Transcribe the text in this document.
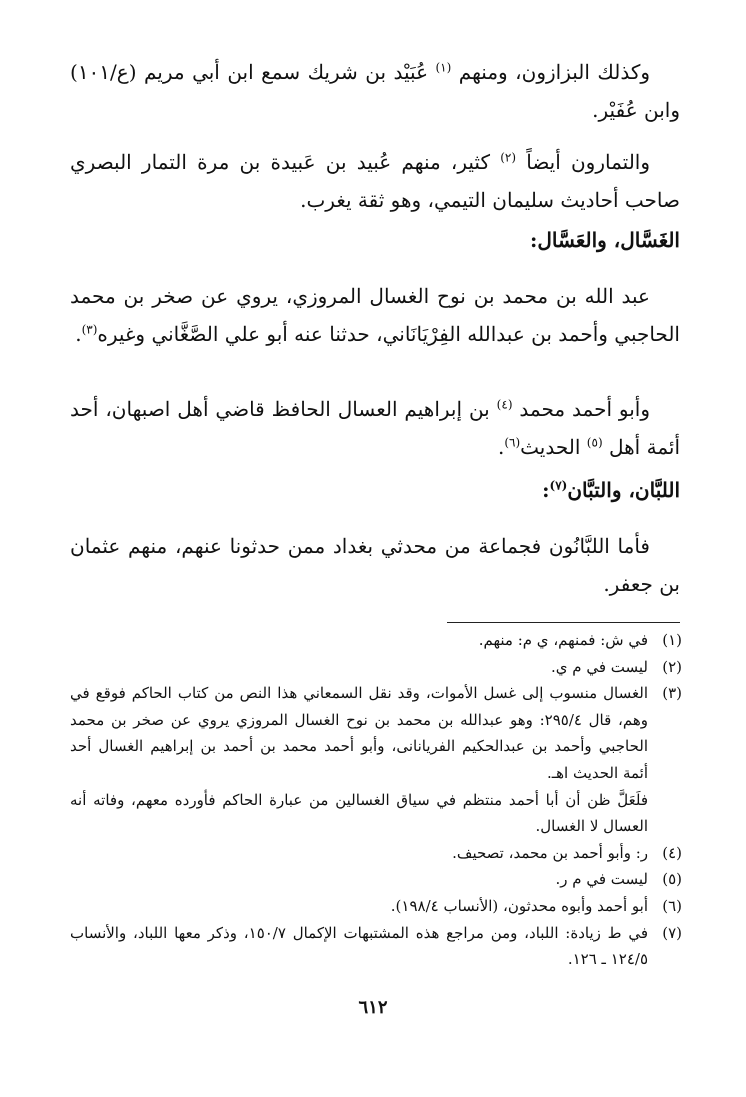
وكذلك البزازون، ومنهم $^{(١)}$ عُبَيْد بن شريك سمع ابن أبي مريم (ع/١٠١) وابن عُفَيْر.

والتمارون أيضاً $^{(٢)}$ كثير، منهم عُبيد بن عَبيدة بن مرة التمار البصري صاحب أحاديث سليمان التيمي، وهو ثقة يغرب.

الغَسَّال، والعَسَّال:

عبد الله بن محمد بن نوح الغسال المروزي، يروي عن صخر بن محمد الحاجبي وأحمد بن عبدالله الفِرْيَانَاني، حدثنا عنه أبو علي الصَّغَّاني وغيره$^{(٣)}$.

وأبو أحمد محمد $^{(٤)}$ بن إبراهيم العسال الحافظ قاضي أهل اصبهان، أحد أئمة أهل $^{(٥)}$ الحديث$^{(٦)}$.

اللبَّان، والتبَّان$^{(٧)}$:

فأما اللبَّانُون فجماعة من محدثي بغداد ممن حدثونا عنهم، منهم عثمان بن جعفر.

(١)
في ش: فمنهم، ي م: منهم.
(٢)
ليست في م ي.
(٣)
الغسال منسوب إلى غسل الأموات، وقد نقل السمعاني هذا النص من كتاب الحاكم فوقع في وهم، قال ٢٩٥/٤: وهو عبدالله بن محمد بن نوح الغسال المروزي يروي عن صخر بن محمد الحاجبي وأحمد بن عبدالحكيم الفريانانى، وأبو أحمد محمد بن أحمد بن إبراهيم الغسال أحد أئمة الحديث اهـ.
فلَعَلَّ ظن أن أبا أحمد منتظم في سياق الغسالين من عبارة الحاكم فأورده معهم، وفاته أنه العسال لا الغسال.
(٤)
ر: وأبو أحمد بن محمد، تصحيف.
(٥)
ليست في م ر.
(٦)
أبو أحمد وأبوه محدثون، (الأنساب ١٩٨/٤).
(٧)
في ط زيادة: اللباد، ومن مراجع هذه المشتبهات الإكمال ١٥٠/٧، وذكر معها اللباد، والأنساب ١٢٤/٥ ـ ١٢٦.
٦١٢
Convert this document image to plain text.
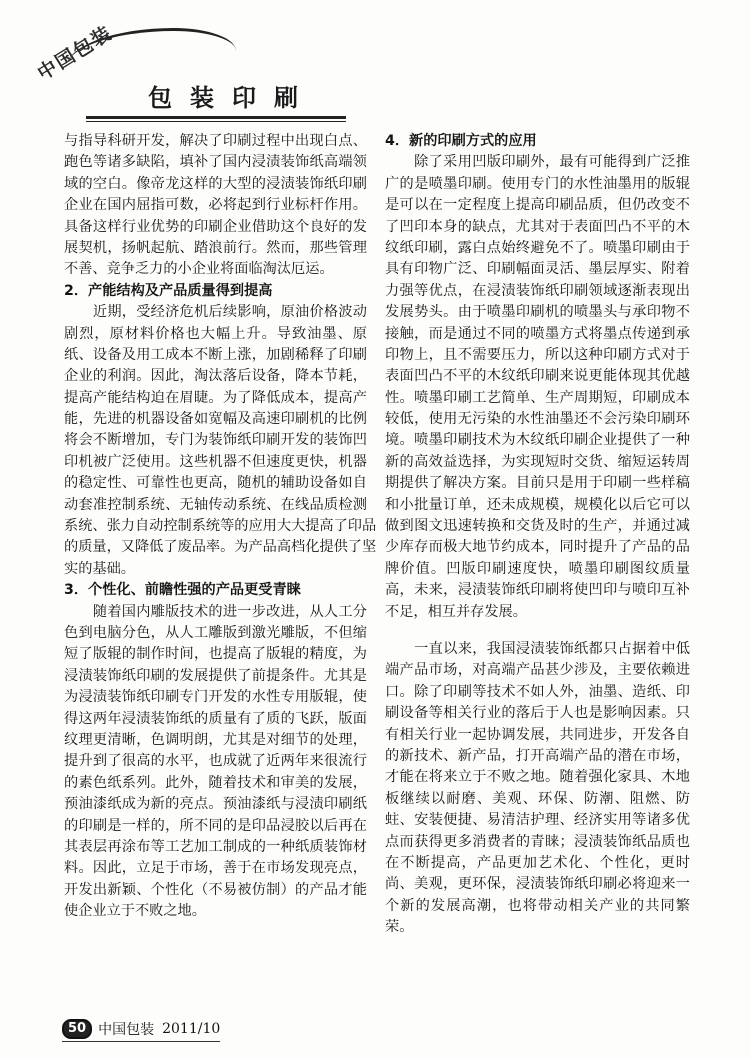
中国包装
包装印刷
与指导科研开发，解决了印刷过程中出现白点、
跑色等诸多缺陷，填补了国内浸渍装饰纸高端领
域的空白。像帝龙这样的大型的浸渍装饰纸印刷
企业在国内屈指可数，必将起到行业标杆作用。
具备这样行业优势的印刷企业借助这个良好的发
展契机，扬帆起航、踏浪前行。然而，那些管理
不善、竞争乏力的小企业将面临淘汰厄运。
2．产能结构及产品质量得到提高
　　近期，受经济危机后续影响，原油价格波动
剧烈，原材料价格也大幅上升。导致油墨、原
纸、设备及用工成本不断上涨，加剧稀释了印刷
企业的利润。因此，淘汰落后设备，降本节耗，
提高产能结构迫在眉睫。为了降低成本，提高产
能，先进的机器设备如宽幅及高速印刷机的比例
将会不断增加，专门为装饰纸印刷开发的装饰凹
印机被广泛使用。这些机器不但速度更快，机器
的稳定性、可靠性也更高，随机的辅助设备如自
动套准控制系统、无轴传动系统、在线品质检测
系统、张力自动控制系统等的应用大大提高了印品
的质量，又降低了废品率。为产品高档化提供了坚
实的基础。
3．个性化、前瞻性强的产品更受青睐
　　随着国内雕版技术的进一步改进，从人工分
色到电脑分色，从人工雕版到激光雕版，不但缩
短了版辊的制作时间，也提高了版辊的精度，为
浸渍装饰纸印刷的发展提供了前提条件。尤其是
为浸渍装饰纸印刷专门开发的水性专用版辊，使
得这两年浸渍装饰纸的质量有了质的飞跃，版面
纹理更清晰，色调明朗，尤其是对细节的处理，
提升到了很高的水平，也成就了近两年来很流行
的素色纸系列。此外，随着技术和审美的发展，
预油漆纸成为新的亮点。预油漆纸与浸渍印刷纸
的印刷是一样的，所不同的是印品浸胶以后再在
其表层再涂布等工艺加工制成的一种纸质装饰材
料。因此，立足于市场，善于在市场发现亮点，
开发出新颖、个性化（不易被仿制）的产品才能
使企业立于不败之地。
4．新的印刷方式的应用
　　除了采用凹版印刷外，最有可能得到广泛推
广的是喷墨印刷。使用专门的水性油墨用的版辊
是可以在一定程度上提高印刷品质，但仍改变不
了凹印本身的缺点，尤其对于表面凹凸不平的木
纹纸印刷，露白点始终避免不了。喷墨印刷由于
具有印物广泛、印刷幅面灵活、墨层厚实、附着
力强等优点，在浸渍装饰纸印刷领域逐渐表现出
发展势头。由于喷墨印刷机的喷墨头与承印物不
接触，而是通过不同的喷墨方式将墨点传递到承
印物上，且不需要压力，所以这种印刷方式对于
表面凹凸不平的木纹纸印刷来说更能体现其优越
性。喷墨印刷工艺简单、生产周期短，印刷成本
较低，使用无污染的水性油墨还不会污染印刷环
境。喷墨印刷技术为木纹纸印刷企业提供了一种
新的高效益选择，为实现短时交货、缩短运转周
期提供了解决方案。目前只是用于印刷一些样稿
和小批量订单，还未成规模，规模化以后它可以
做到图文迅速转换和交货及时的生产，并通过减
少库存而极大地节约成本，同时提升了产品的品
牌价值。凹版印刷速度快，喷墨印刷图纹质量
高，未来，浸渍装饰纸印刷将使凹印与喷印互补
不足，相互并存发展。
　　一直以来，我国浸渍装饰纸都只占据着中低
端产品市场，对高端产品甚少涉及，主要依赖进
口。除了印刷等技术不如人外，油墨、造纸、印
刷设备等相关行业的落后于人也是影响因素。只
有相关行业一起协调发展，共同进步，开发各自
的新技术、新产品，打开高端产品的潜在市场，
才能在将来立于不败之地。随着强化家具、木地
板继续以耐磨、美观、环保、防潮、阻燃、防
蛀、安装便捷、易清洁护理、经济实用等诸多优
点而获得更多消费者的青睐；浸渍装饰纸品质也
在不断提高，产品更加艺术化、个性化，更时
尚、美观，更环保，浸渍装饰纸印刷必将迎来一
个新的发展高潮，也将带动相关产业的共同繁
荣。
50 中国包装 2011/10
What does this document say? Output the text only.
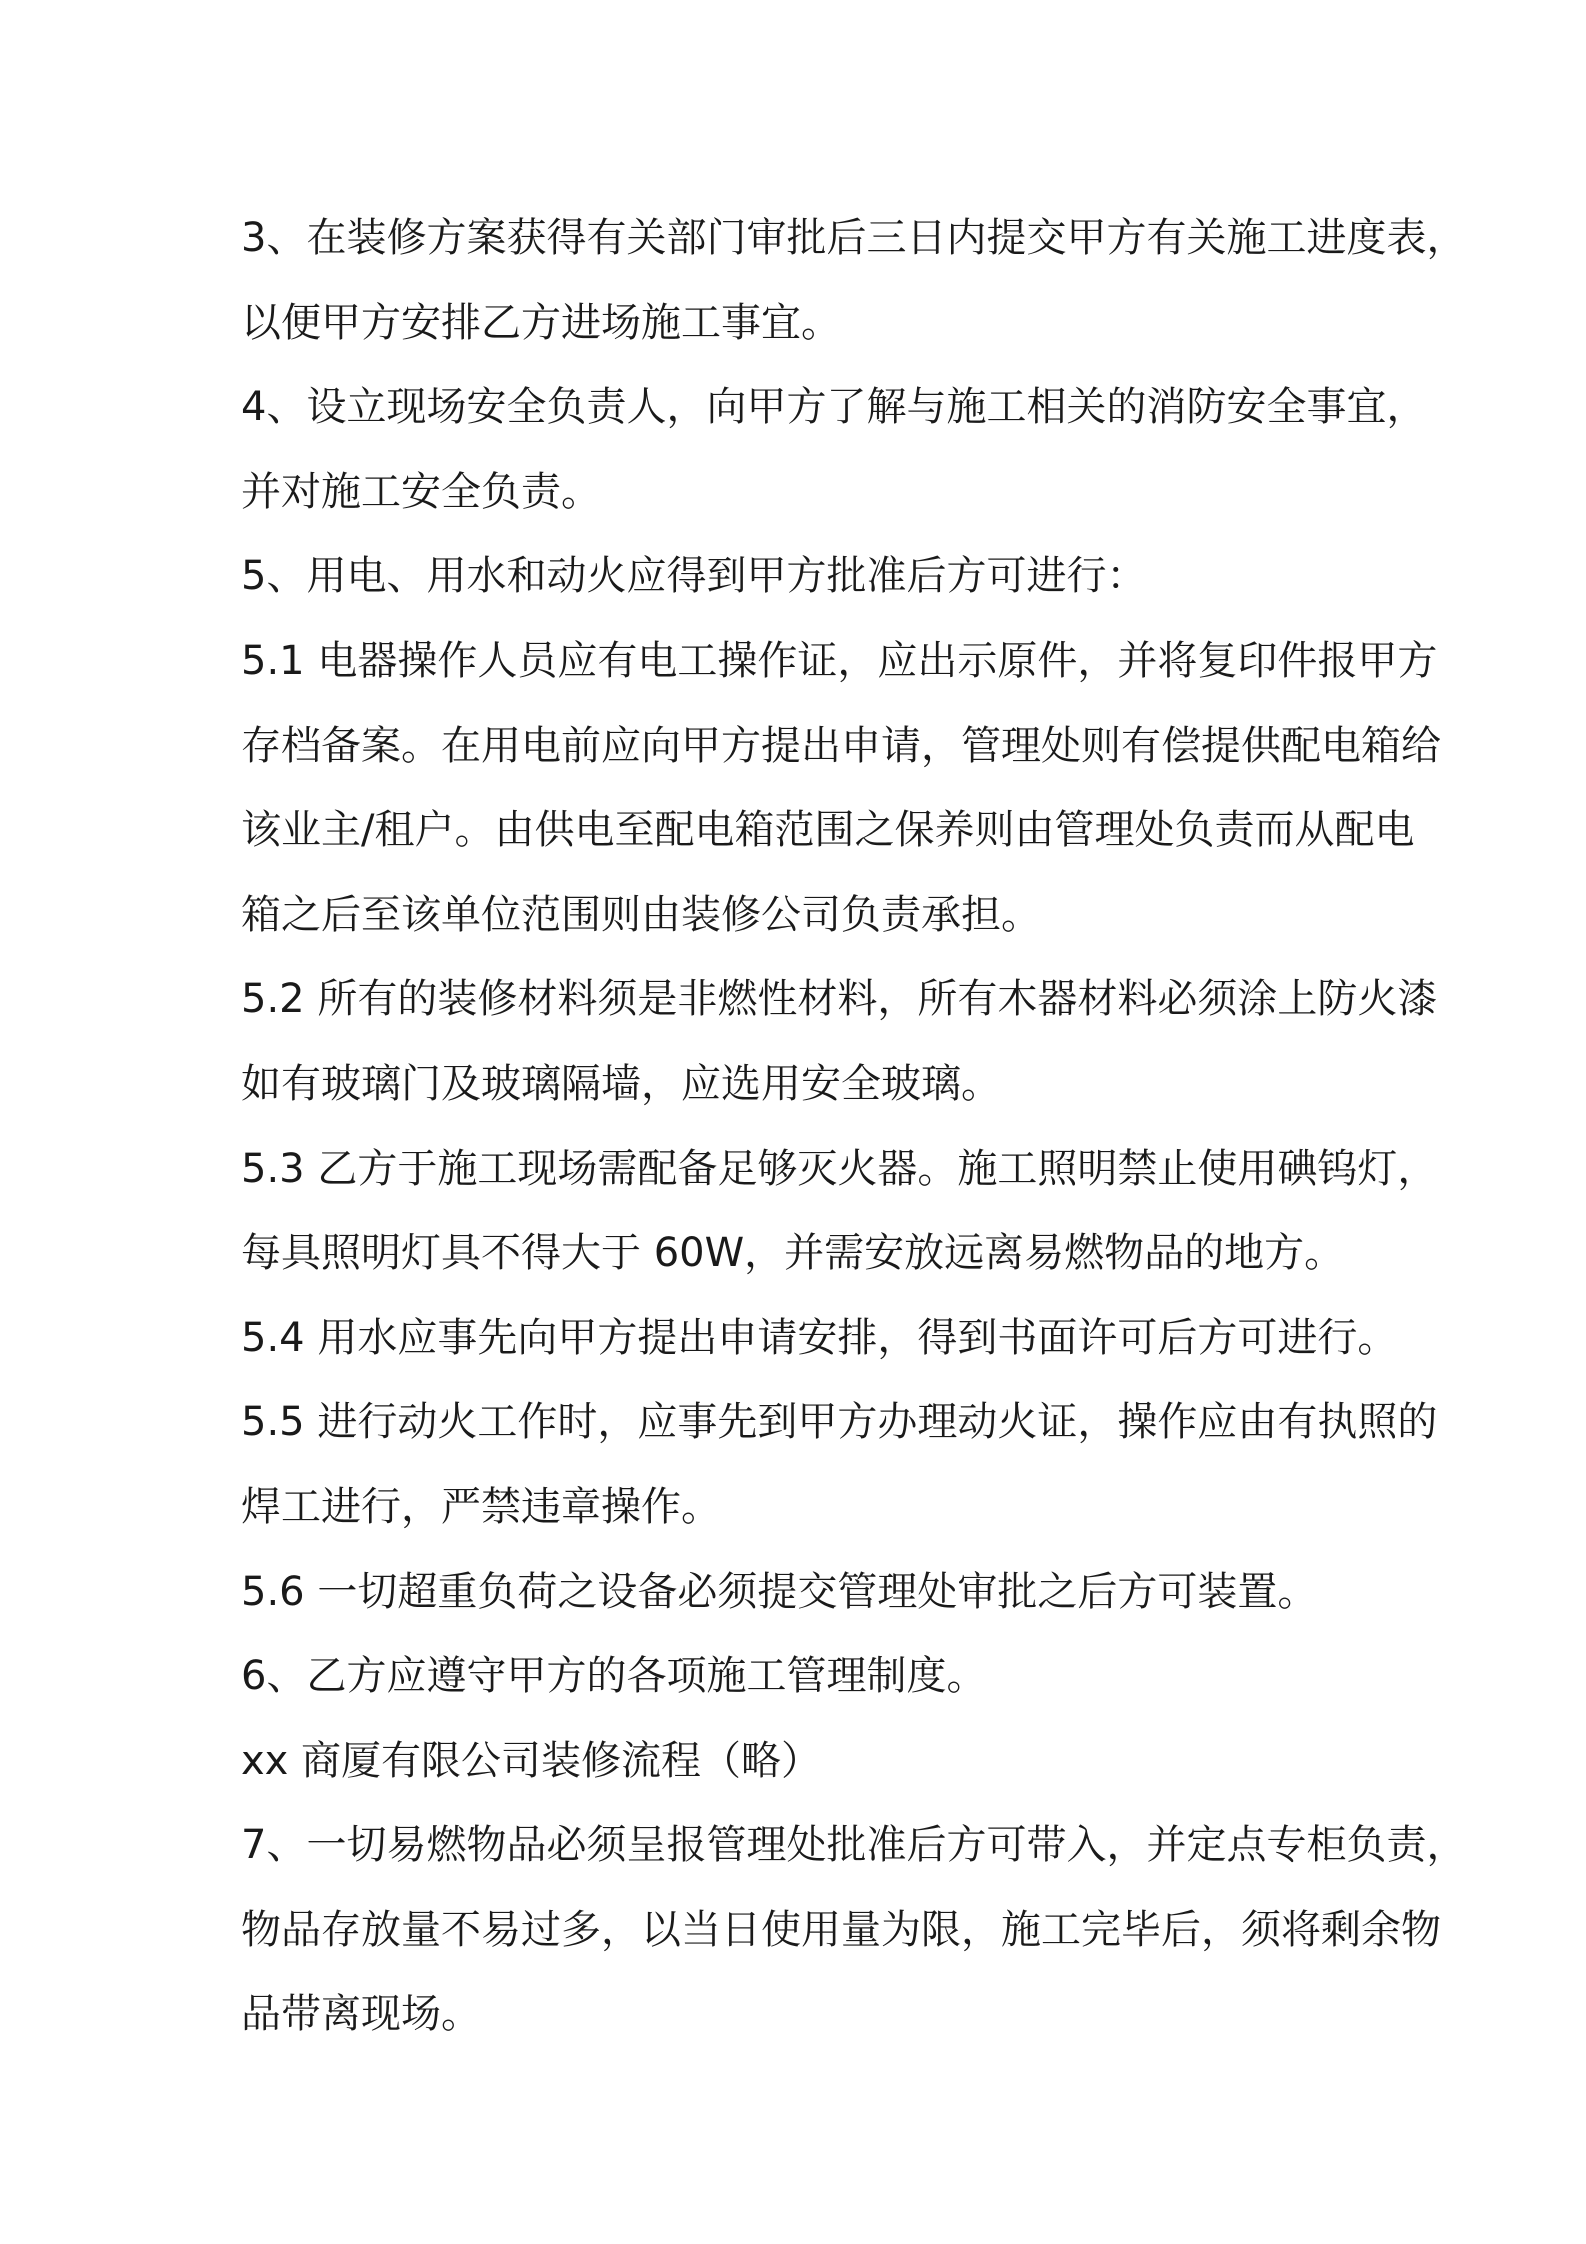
3、在装修方案获得有关部门审批后三日内提交甲方有关施工进度表，
以便甲方安排乙方进场施工事宜。
4、设立现场安全负责人，向甲方了解与施工相关的消防安全事宜，
并对施工安全负责。
5、用电、用水和动火应得到甲方批准后方可进行：
5.1 电器操作人员应有电工操作证，应出示原件，并将复印件报甲方
存档备案。在用电前应向甲方提出申请，管理处则有偿提供配电箱给
该业主/租户。由供电至配电箱范围之保养则由管理处负责而从配电
箱之后至该单位范围则由装修公司负责承担。
5.2 所有的装修材料须是非燃性材料，所有木器材料必须涂上防火漆
如有玻璃门及玻璃隔墙，应选用安全玻璃。
5.3 乙方于施工现场需配备足够灭火器。施工照明禁止使用碘钨灯，
每具照明灯具不得大于 60W，并需安放远离易燃物品的地方。
5.4 用水应事先向甲方提出申请安排，得到书面许可后方可进行。
5.5 进行动火工作时，应事先到甲方办理动火证，操作应由有执照的
焊工进行，严禁违章操作。
5.6 一切超重负荷之设备必须提交管理处审批之后方可装置。
6、乙方应遵守甲方的各项施工管理制度。
xx 商厦有限公司装修流程（略）
7、一切易燃物品必须呈报管理处批准后方可带入，并定点专柜负责，
物品存放量不易过多，以当日使用量为限，施工完毕后，须将剩余物
品带离现场。
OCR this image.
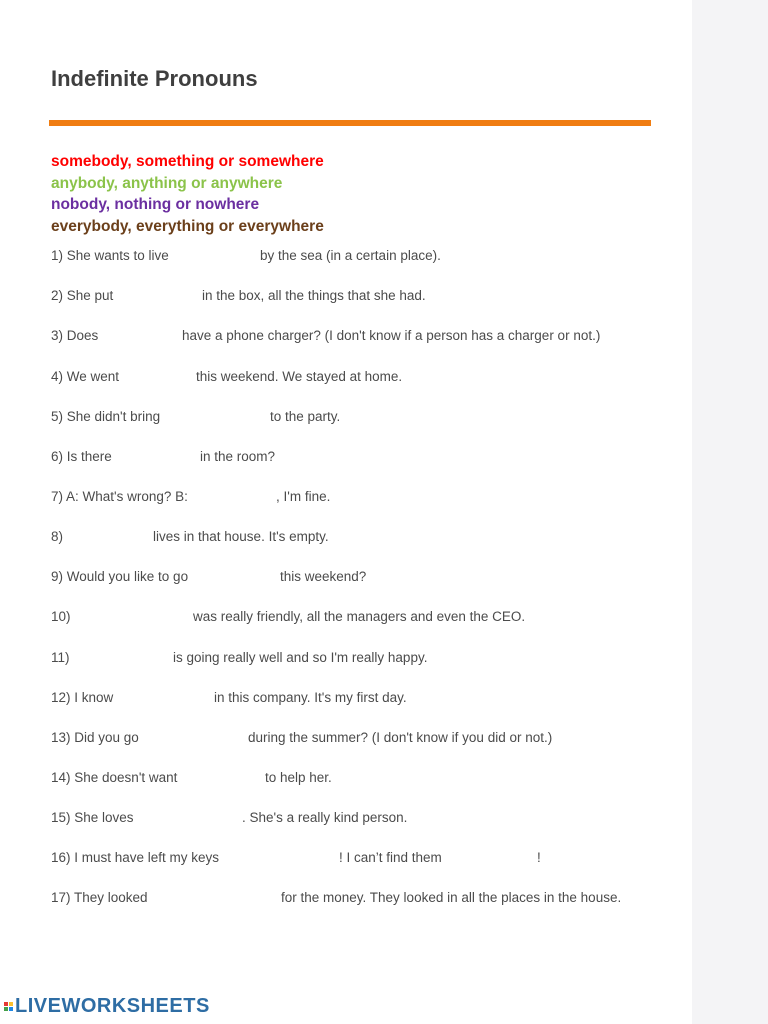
Indefinite Pronouns
somebody, something or somewhere
anybody, anything or anywhere
nobody, nothing or nowhere
everybody, everything or everywhere
1) She wants to live	by the sea (in a certain place).
2) She put	in the box, all the things that she had.
3) Does	have a phone charger? (I don't know if a person has a charger or not.)
4) We went	this weekend. We stayed at home.
5) She didn't bring	to the party.
6) Is there	in the room?
7) A: What's wrong? B:	, I'm fine.
8)	lives in that house. It's empty.
9) Would you like to go	this weekend?
10)	was really friendly, all the managers and even the CEO.
11)	is going really well and so I'm really happy.
12) I know	in this company. It's my first day.
13) Did you go	during the summer? (I don't know if you did or not.)
14) She doesn't want	to help her.
15) She loves	. She's a really kind person.
16) I must have left my keys	! I can’t find them	!
17) They looked	for the money. They looked in all the places in the house.
LIVEWORKSHEETS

--*--

§ **Work to be completed**:
Pull out every line holding "الحاجبي" from the records above, and copy it.

§ **Completed exercise**:
عبد الله بن محمد بن نوح الغسال المروزي، يروي عن صخر بن محمد الحاجبي وأحمد بن عبدالله الفِرْيَانَاني، حدثنا عنه أبو علي الصَّغَّاني وغيره$^{(٣)}$.
الغسال منسوب إلى غسل الأموات، وقد نقل السمعاني هذا النص من كتاب الحاكم فوقع في وهم، قال ٢٩٥/٤: وهو عبدالله بن محمد بن نوح الغسال المروزي يروي عن صخر بن محمد الحاجبي وأحمد بن عبدالحكيم الفريانانى، وأبو أحمد محمد بن أحمد بن إبراهيم الغسال أحد أئمة الحديث اهـ.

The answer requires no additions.